=== WHAT THE TASK REQUIRES ===
Make an exact copy of each entry, leaving out every picture.

=== MATERIAL FOR THIS EXERCISE ===

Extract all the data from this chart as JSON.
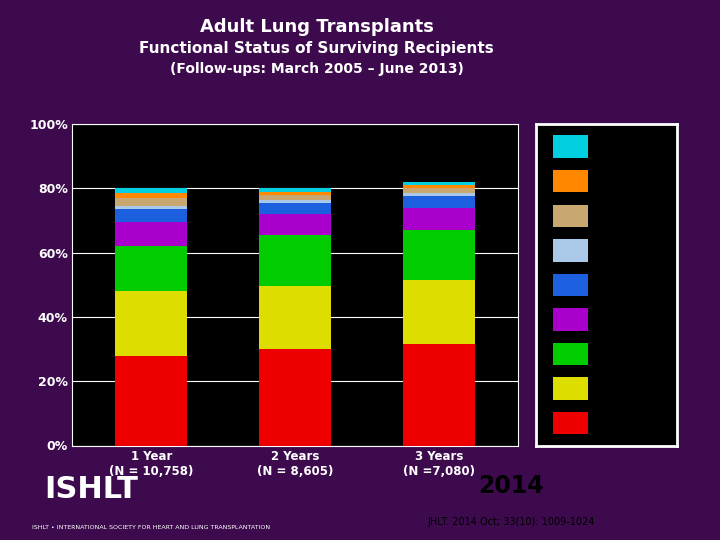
{
  "title_line1": "Adult Lung Transplants",
  "title_line2": "Functional Status of Surviving Recipients",
  "title_line3": "(Follow-ups: March 2005 – June 2013)",
  "categories": [
    "1 Year\n(N = 10,758)",
    "2 Years\n(N = 8,605)",
    "3 Years\n(N =7,080)"
  ],
  "background_color": "#3d0b4d",
  "plot_bg_color": "#000000",
  "bar_width": 0.5,
  "segments": [
    {
      "label": "red_bottom",
      "color": "#ee0000",
      "values": [
        28.0,
        30.0,
        31.5
      ]
    },
    {
      "label": "yellow",
      "color": "#dddd00",
      "values": [
        20.0,
        19.5,
        20.0
      ]
    },
    {
      "label": "green",
      "color": "#00cc00",
      "values": [
        14.0,
        16.0,
        15.5
      ]
    },
    {
      "label": "purple",
      "color": "#aa00cc",
      "values": [
        7.5,
        6.5,
        7.0
      ]
    },
    {
      "label": "blue",
      "color": "#1c60e0",
      "values": [
        4.0,
        3.5,
        3.5
      ]
    },
    {
      "label": "light_blue",
      "color": "#aac8e8",
      "values": [
        1.0,
        1.0,
        1.0
      ]
    },
    {
      "label": "tan",
      "color": "#c8a870",
      "values": [
        2.5,
        1.5,
        1.5
      ]
    },
    {
      "label": "orange",
      "color": "#ff8800",
      "values": [
        1.5,
        1.0,
        1.0
      ]
    },
    {
      "label": "cyan_top",
      "color": "#00d0e0",
      "values": [
        1.5,
        1.0,
        1.0
      ]
    }
  ],
  "legend_segments_top_to_bottom": [
    {
      "color": "#00d0e0"
    },
    {
      "color": "#ff8800"
    },
    {
      "color": "#c8a870"
    },
    {
      "color": "#aac8e8"
    },
    {
      "color": "#1c60e0"
    },
    {
      "color": "#aa00cc"
    },
    {
      "color": "#00cc00"
    },
    {
      "color": "#dddd00"
    },
    {
      "color": "#ee0000"
    }
  ],
  "ylim": [
    0,
    100
  ],
  "yticks": [
    0,
    20,
    40,
    60,
    80,
    100
  ],
  "ytick_labels": [
    "0%",
    "20%",
    "40%",
    "60%",
    "80%",
    "100%"
  ],
  "text_color": "#ffffff",
  "grid_color": "#ffffff",
  "legend_edge_color": "#ffffff",
  "footer_text": "2014",
  "footer_subtext": "JHLT. 2014 Oct; 33(10): 1009-1024"
}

=== EXPECTED ANSWER ===
Extract all the data from this chart as JSON.
{
  "title_line1": "Adult Lung Transplants",
  "title_line2": "Functional Status of Surviving Recipients",
  "title_line3": "(Follow-ups: March 2005 – June 2013)",
  "categories": [
    "1 Year\n(N = 10,758)",
    "2 Years\n(N = 8,605)",
    "3 Years\n(N =7,080)"
  ],
  "background_color": "#3d0b4d",
  "plot_bg_color": "#000000",
  "bar_width": 0.5,
  "segments": [
    {
      "label": "red_bottom",
      "color": "#ee0000",
      "values": [
        28.0,
        30.0,
        31.5
      ]
    },
    {
      "label": "yellow",
      "color": "#dddd00",
      "values": [
        20.0,
        19.5,
        20.0
      ]
    },
    {
      "label": "green",
      "color": "#00cc00",
      "values": [
        14.0,
        16.0,
        15.5
      ]
    },
    {
      "label": "purple",
      "color": "#aa00cc",
      "values": [
        7.5,
        6.5,
        7.0
      ]
    },
    {
      "label": "blue",
      "color": "#1c60e0",
      "values": [
        4.0,
        3.5,
        3.5
      ]
    },
    {
      "label": "light_blue",
      "color": "#aac8e8",
      "values": [
        1.0,
        1.0,
        1.0
      ]
    },
    {
      "label": "tan",
      "color": "#c8a870",
      "values": [
        2.5,
        1.5,
        1.5
      ]
    },
    {
      "label": "orange",
      "color": "#ff8800",
      "values": [
        1.5,
        1.0,
        1.0
      ]
    },
    {
      "label": "cyan_top",
      "color": "#00d0e0",
      "values": [
        1.5,
        1.0,
        1.0
      ]
    }
  ],
  "legend_segments_top_to_bottom": [
    {
      "color": "#00d0e0"
    },
    {
      "color": "#ff8800"
    },
    {
      "color": "#c8a870"
    },
    {
      "color": "#aac8e8"
    },
    {
      "color": "#1c60e0"
    },
    {
      "color": "#aa00cc"
    },
    {
      "color": "#00cc00"
    },
    {
      "color": "#dddd00"
    },
    {
      "color": "#ee0000"
    }
  ],
  "ylim": [
    0,
    100
  ],
  "yticks": [
    0,
    20,
    40,
    60,
    80,
    100
  ],
  "ytick_labels": [
    "0%",
    "20%",
    "40%",
    "60%",
    "80%",
    "100%"
  ],
  "text_color": "#ffffff",
  "grid_color": "#ffffff",
  "legend_edge_color": "#ffffff",
  "footer_text": "2014",
  "footer_subtext": "JHLT. 2014 Oct; 33(10): 1009-1024"
}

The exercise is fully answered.